▶ _Task to carry out_
Skip the images. Copy the records exactly as written.

▶ _Records for the exercise_
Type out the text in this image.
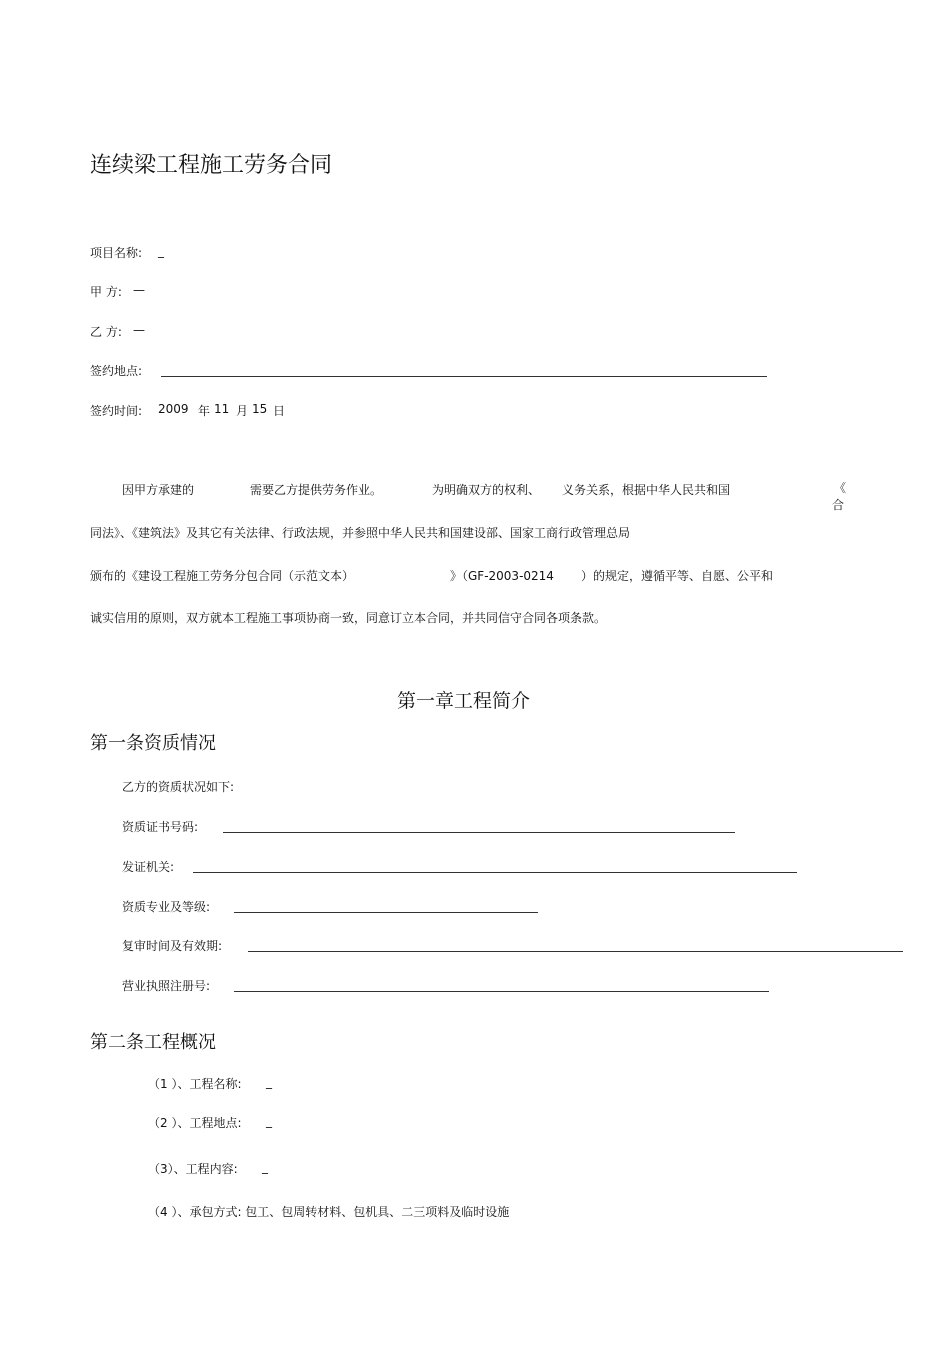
连续梁工程施工劳务合同
项目名称: _
甲 方: —
乙 方: —
签约地点:
签约时间: 2009 年 11 月 15 日
因甲方承建的	需要乙方提供劳务作业。	为明确双方的权利、 义务关系，根据中华人民共和国	《
合
同法》、《建筑法》及其它有关法律、行政法规，并参照中华人民共和国建设部、国家工商行政管理总局
颁布的《建设工程施工劳务分包合同（示范文本）	》（GF-2003-0214 ）的规定，遵循平等、自愿、公平和
诚实信用的原则，双方就本工程施工事项协商一致，同意订立本合同，并共同信守合同各项条款。
第一章工程简介
第一条资质情况
乙方的资质状况如下:
资质证书号码:
发证机关:
资质专业及等级:
复审时间及有效期:
营业执照注册号:
第二条工程概况
（1 ）、工程名称: _
（2 ）、工程地点: _
（3）、工程内容: _
（4 ）、承包方式: 包工、包周转材料、包机具、二三项料及临时设施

▶ _Output for this task_
Type out the text in this image.
连续梁工程施工劳务合同
项目名称: _
甲 方: —
乙 方: —
签约地点:
签约时间: 2009 年 11 月 15 日
因甲方承建的	需要乙方提供劳务作业。	为明确双方的权利、 义务关系，根据中华人民共和国	《
合
同法》、《建筑法》及其它有关法律、行政法规，并参照中华人民共和国建设部、国家工商行政管理总局
颁布的《建设工程施工劳务分包合同（示范文本）	》（GF-2003-0214 ）的规定，遵循平等、自愿、公平和
诚实信用的原则，双方就本工程施工事项协商一致，同意订立本合同，并共同信守合同各项条款。
第一章工程简介
第一条资质情况
乙方的资质状况如下:
资质证书号码:
发证机关:
资质专业及等级:
复审时间及有效期:
营业执照注册号:
第二条工程概况
（1 ）、工程名称: _
（2 ）、工程地点: _
（3）、工程内容: _
（4 ）、承包方式: 包工、包周转材料、包机具、二三项料及临时设施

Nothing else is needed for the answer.